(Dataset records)

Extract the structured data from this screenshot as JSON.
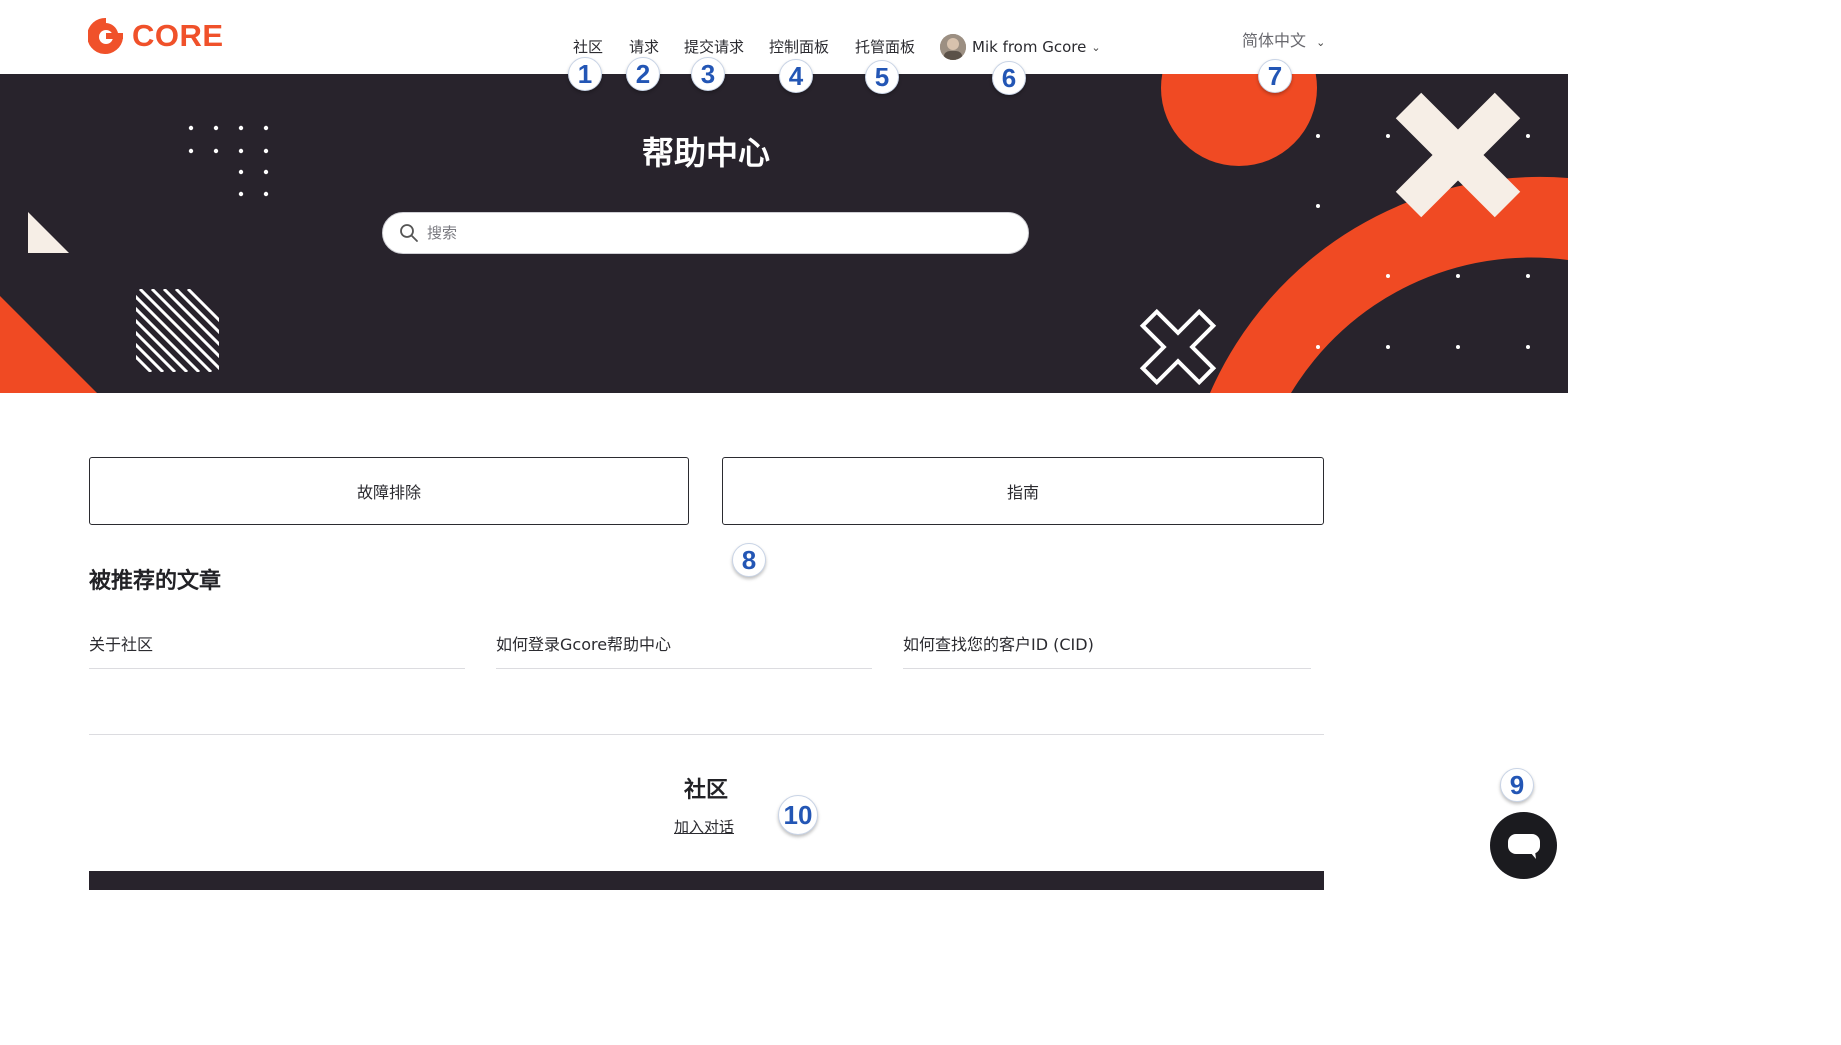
{
  "header": {
    "logo_text": "CORE",
    "nav": [
      "社区",
      "请求",
      "提交请求",
      "控制面板",
      "托管面板"
    ],
    "user_name": "Mik from Gcore",
    "language": "简体中文"
  },
  "hero": {
    "title": "帮助中心",
    "search_placeholder": "搜索"
  },
  "categories": [
    "故障排除",
    "指南"
  ],
  "promoted": {
    "title": "被推荐的文章",
    "articles": [
      "关于社区",
      "如何登录Gcore帮助中心",
      "如何查找您的客户ID (CID)"
    ]
  },
  "community": {
    "title": "社区",
    "link": "加入对话"
  },
  "markers": [
    "1",
    "2",
    "3",
    "4",
    "5",
    "6",
    "7",
    "8",
    "9",
    "10"
  ],
  "colors": {
    "brand": "#f0512a",
    "hero_bg": "#28232c",
    "marker_text": "#2356b5"
  }
}
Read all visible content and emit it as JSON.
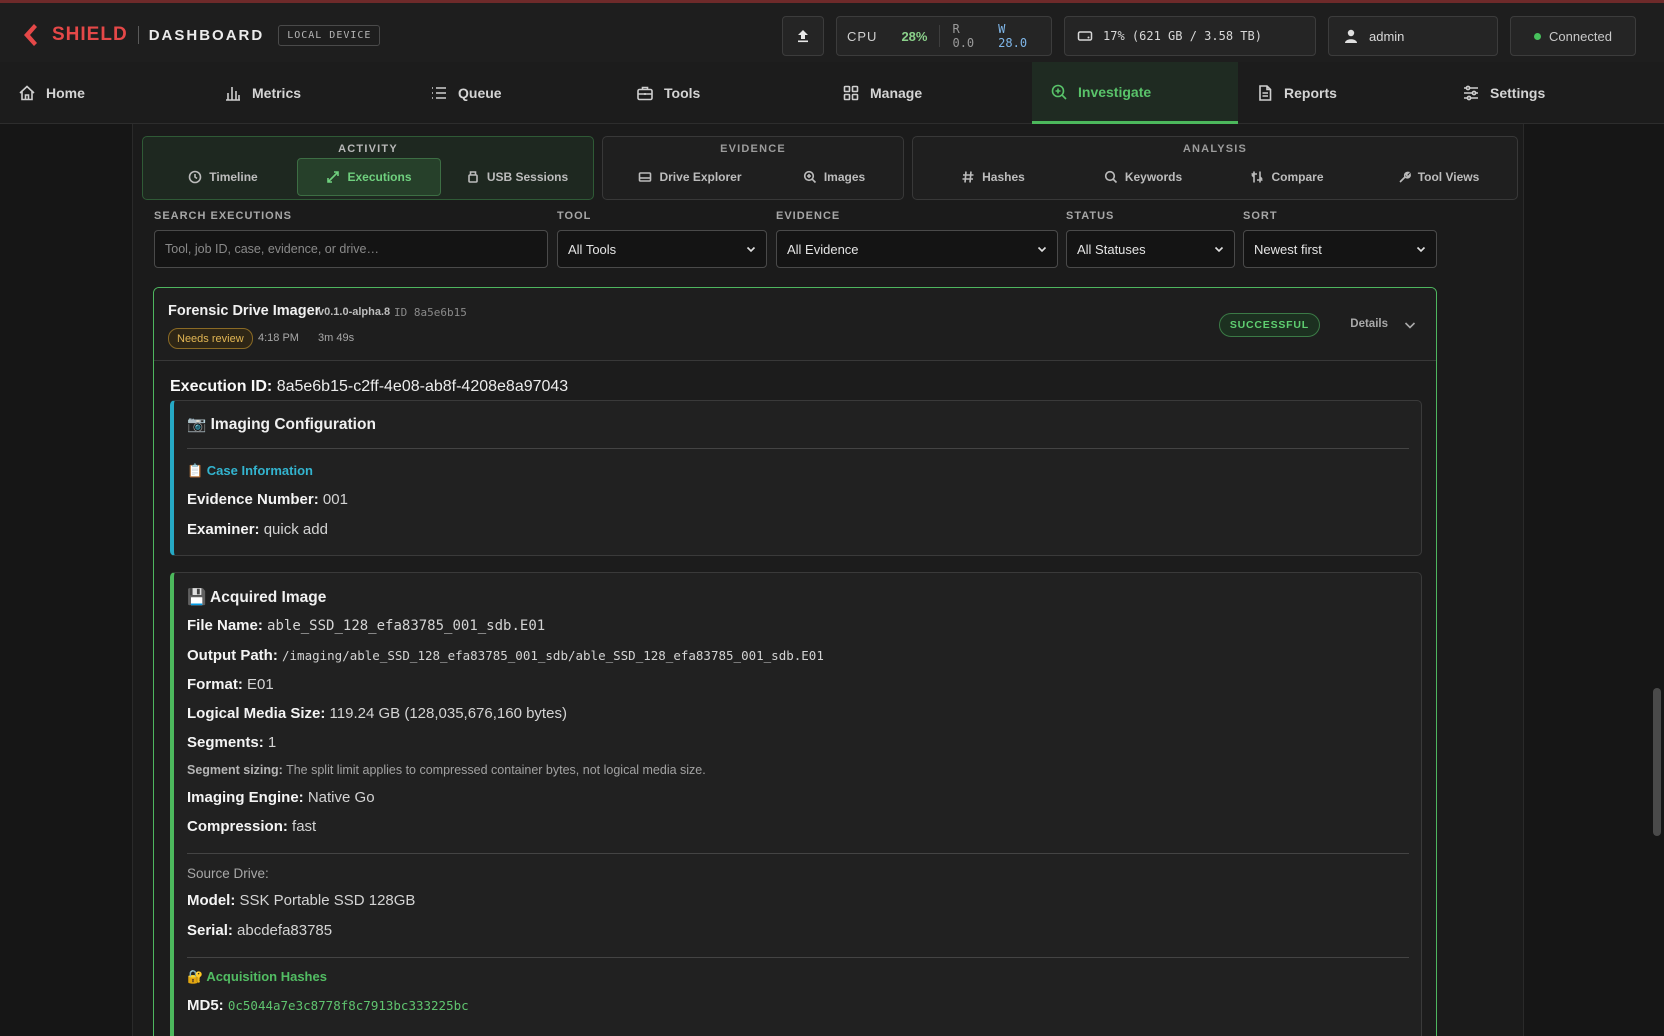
{
  "header": {
    "brand": "SHIELD",
    "subtitle": "DASHBOARD",
    "device": "LOCAL DEVICE",
    "cpu_label": "CPU",
    "cpu_value": "28%",
    "read": "R 0.0",
    "write": "W 28.0",
    "disk": "17% (621 GB / 3.58 TB)",
    "user": "admin",
    "connection": "Connected"
  },
  "nav": [
    {
      "label": "Home",
      "icon": "home-icon"
    },
    {
      "label": "Metrics",
      "icon": "bar-chart-icon"
    },
    {
      "label": "Queue",
      "icon": "list-icon"
    },
    {
      "label": "Tools",
      "icon": "toolbox-icon"
    },
    {
      "label": "Manage",
      "icon": "grid-icon"
    },
    {
      "label": "Investigate",
      "icon": "search-plus-icon",
      "active": true
    },
    {
      "label": "Reports",
      "icon": "document-icon"
    },
    {
      "label": "Settings",
      "icon": "sliders-icon"
    }
  ],
  "subnav": {
    "activity": {
      "title": "ACTIVITY",
      "items": [
        "Timeline",
        "Executions",
        "USB Sessions"
      ],
      "active": "Executions"
    },
    "evidence": {
      "title": "EVIDENCE",
      "items": [
        "Drive Explorer",
        "Images"
      ]
    },
    "analysis": {
      "title": "ANALYSIS",
      "items": [
        "Hashes",
        "Keywords",
        "Compare",
        "Tool Views"
      ]
    }
  },
  "filters": {
    "search_label": "SEARCH EXECUTIONS",
    "search_placeholder": "Tool, job ID, case, evidence, or drive…",
    "tool_label": "TOOL",
    "tool_value": "All Tools",
    "evidence_label": "EVIDENCE",
    "evidence_value": "All Evidence",
    "status_label": "STATUS",
    "status_value": "All Statuses",
    "sort_label": "SORT",
    "sort_value": "Newest first"
  },
  "execution": {
    "tool": "Forensic Drive Imager",
    "version": "v0.1.0-alpha.8",
    "short_id": "ID 8a5e6b15",
    "review": "Needs review",
    "time": "4:18 PM",
    "duration": "3m 49s",
    "status": "SUCCESSFUL",
    "details": "Details",
    "id_label": "Execution ID:",
    "id": "8a5e6b15-c2ff-4e08-ab8f-4208e8a97043",
    "config": {
      "title": "📷 Imaging Configuration",
      "case_title": "📋 Case Information",
      "evidence_label": "Evidence Number:",
      "evidence": "001",
      "examiner_label": "Examiner:",
      "examiner": "quick add"
    },
    "image": {
      "title": "💾 Acquired Image",
      "file_label": "File Name:",
      "file": "able_SSD_128_efa83785_001_sdb.E01",
      "path_label": "Output Path:",
      "path": "/imaging/able_SSD_128_efa83785_001_sdb/able_SSD_128_efa83785_001_sdb.E01",
      "format_label": "Format:",
      "format": "E01",
      "size_label": "Logical Media Size:",
      "size": "119.24 GB (128,035,676,160 bytes)",
      "segments_label": "Segments:",
      "segments": "1",
      "sizing_label": "Segment sizing:",
      "sizing": "The split limit applies to compressed container bytes, not logical media size.",
      "engine_label": "Imaging Engine:",
      "engine": "Native Go",
      "compression_label": "Compression:",
      "compression": "fast",
      "source_title": "Source Drive:",
      "model_label": "Model:",
      "model": "SSK Portable SSD 128GB",
      "serial_label": "Serial:",
      "serial": "abcdefa83785",
      "hashes_title": "🔐 Acquisition Hashes",
      "md5_label": "MD5:",
      "md5": "0c5044a7e3c8778f8c7913bc333225bc"
    }
  },
  "colors": {
    "accent": "#4cb85c",
    "brand": "#e54848",
    "cyan": "#26a9c5",
    "warning": "#e2b654"
  }
}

_THE REQUEST_. Without including any picture, retype the entries exactly.

_WRITTEN ANSWER_.
Extract the structured data from this screenshot as JSON.
{
  "header": {
    "logo_text": "CORE",
    "nav": [
      "社区",
      "请求",
      "提交请求",
      "控制面板",
      "托管面板"
    ],
    "user_name": "Mik from Gcore",
    "language": "简体中文"
  },
  "hero": {
    "title": "帮助中心",
    "search_placeholder": "搜索"
  },
  "categories": [
    "故障排除",
    "指南"
  ],
  "promoted": {
    "title": "被推荐的文章",
    "articles": [
      "关于社区",
      "如何登录Gcore帮助中心",
      "如何查找您的客户ID (CID)"
    ]
  },
  "community": {
    "title": "社区",
    "link": "加入对话"
  },
  "markers": [
    "1",
    "2",
    "3",
    "4",
    "5",
    "6",
    "7",
    "8",
    "9",
    "10"
  ],
  "colors": {
    "brand": "#f0512a",
    "hero_bg": "#28232c",
    "marker_text": "#2356b5"
  }
}
Read all visible content and emit it as JSON.
{
  "header": {
    "brand": "SHIELD",
    "subtitle": "DASHBOARD",
    "device": "LOCAL DEVICE",
    "cpu_label": "CPU",
    "cpu_value": "28%",
    "read": "R 0.0",
    "write": "W 28.0",
    "disk": "17% (621 GB / 3.58 TB)",
    "user": "admin",
    "connection": "Connected"
  },
  "nav": [
    {
      "label": "Home",
      "icon": "home-icon"
    },
    {
      "label": "Metrics",
      "icon": "bar-chart-icon"
    },
    {
      "label": "Queue",
      "icon": "list-icon"
    },
    {
      "label": "Tools",
      "icon": "toolbox-icon"
    },
    {
      "label": "Manage",
      "icon": "grid-icon"
    },
    {
      "label": "Investigate",
      "icon": "search-plus-icon",
      "active": true
    },
    {
      "label": "Reports",
      "icon": "document-icon"
    },
    {
      "label": "Settings",
      "icon": "sliders-icon"
    }
  ],
  "subnav": {
    "activity": {
      "title": "ACTIVITY",
      "items": [
        "Timeline",
        "Executions",
        "USB Sessions"
      ],
      "active": "Executions"
    },
    "evidence": {
      "title": "EVIDENCE",
      "items": [
        "Drive Explorer",
        "Images"
      ]
    },
    "analysis": {
      "title": "ANALYSIS",
      "items": [
        "Hashes",
        "Keywords",
        "Compare",
        "Tool Views"
      ]
    }
  },
  "filters": {
    "search_label": "SEARCH EXECUTIONS",
    "search_placeholder": "Tool, job ID, case, evidence, or drive…",
    "tool_label": "TOOL",
    "tool_value": "All Tools",
    "evidence_label": "EVIDENCE",
    "evidence_value": "All Evidence",
    "status_label": "STATUS",
    "status_value": "All Statuses",
    "sort_label": "SORT",
    "sort_value": "Newest first"
  },
  "execution": {
    "tool": "Forensic Drive Imager",
    "version": "v0.1.0-alpha.8",
    "short_id": "ID 8a5e6b15",
    "review": "Needs review",
    "time": "4:18 PM",
    "duration": "3m 49s",
    "status": "SUCCESSFUL",
    "details": "Details",
    "id_label": "Execution ID:",
    "id": "8a5e6b15-c2ff-4e08-ab8f-4208e8a97043",
    "config": {
      "title": "📷 Imaging Configuration",
      "case_title": "📋 Case Information",
      "evidence_label": "Evidence Number:",
      "evidence": "001",
      "examiner_label": "Examiner:",
      "examiner": "quick add"
    },
    "image": {
      "title": "💾 Acquired Image",
      "file_label": "File Name:",
      "file": "able_SSD_128_efa83785_001_sdb.E01",
      "path_label": "Output Path:",
      "path": "/imaging/able_SSD_128_efa83785_001_sdb/able_SSD_128_efa83785_001_sdb.E01",
      "format_label": "Format:",
      "format": "E01",
      "size_label": "Logical Media Size:",
      "size": "119.24 GB (128,035,676,160 bytes)",
      "segments_label": "Segments:",
      "segments": "1",
      "sizing_label": "Segment sizing:",
      "sizing": "The split limit applies to compressed container bytes, not logical media size.",
      "engine_label": "Imaging Engine:",
      "engine": "Native Go",
      "compression_label": "Compression:",
      "compression": "fast",
      "source_title": "Source Drive:",
      "model_label": "Model:",
      "model": "SSK Portable SSD 128GB",
      "serial_label": "Serial:",
      "serial": "abcdefa83785",
      "hashes_title": "🔐 Acquisition Hashes",
      "md5_label": "MD5:",
      "md5": "0c5044a7e3c8778f8c7913bc333225bc"
    }
  },
  "colors": {
    "accent": "#4cb85c",
    "brand": "#e54848",
    "cyan": "#26a9c5",
    "warning": "#e2b654"
  }
}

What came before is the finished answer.